>>>>>

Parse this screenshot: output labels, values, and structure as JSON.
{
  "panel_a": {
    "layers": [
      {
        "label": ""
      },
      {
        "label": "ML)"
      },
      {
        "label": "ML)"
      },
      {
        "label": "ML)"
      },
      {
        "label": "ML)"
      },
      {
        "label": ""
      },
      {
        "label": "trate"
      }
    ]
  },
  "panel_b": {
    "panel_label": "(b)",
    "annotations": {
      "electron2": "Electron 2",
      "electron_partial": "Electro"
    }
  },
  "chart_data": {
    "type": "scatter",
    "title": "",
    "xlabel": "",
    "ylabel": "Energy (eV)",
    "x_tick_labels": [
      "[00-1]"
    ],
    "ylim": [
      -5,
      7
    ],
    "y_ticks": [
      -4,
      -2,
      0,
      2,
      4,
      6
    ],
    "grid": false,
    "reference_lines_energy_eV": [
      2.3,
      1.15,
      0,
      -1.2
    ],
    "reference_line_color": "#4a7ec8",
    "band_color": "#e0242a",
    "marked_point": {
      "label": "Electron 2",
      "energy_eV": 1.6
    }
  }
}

<<<<<

## Goal
Give all the entries again exactly; leave none out.

## Task output
Parse this screenshot: output labels, values, and structure as JSON.
{
  "panel_a": {
    "layers": [
      {
        "label": ""
      },
      {
        "label": "ML)"
      },
      {
        "label": "ML)"
      },
      {
        "label": "ML)"
      },
      {
        "label": "ML)"
      },
      {
        "label": ""
      },
      {
        "label": "trate"
      }
    ]
  },
  "panel_b": {
    "panel_label": "(b)",
    "annotations": {
      "electron2": "Electron 2",
      "electron_partial": "Electro"
    }
  },
  "chart_data": {
    "type": "scatter",
    "title": "",
    "xlabel": "",
    "ylabel": "Energy (eV)",
    "x_tick_labels": [
      "[00-1]"
    ],
    "ylim": [
      -5,
      7
    ],
    "y_ticks": [
      -4,
      -2,
      0,
      2,
      4,
      6
    ],
    "grid": false,
    "reference_lines_energy_eV": [
      2.3,
      1.15,
      0,
      -1.2
    ],
    "reference_line_color": "#4a7ec8",
    "band_color": "#e0242a",
    "marked_point": {
      "label": "Electron 2",
      "energy_eV": 1.6
    }
  }
}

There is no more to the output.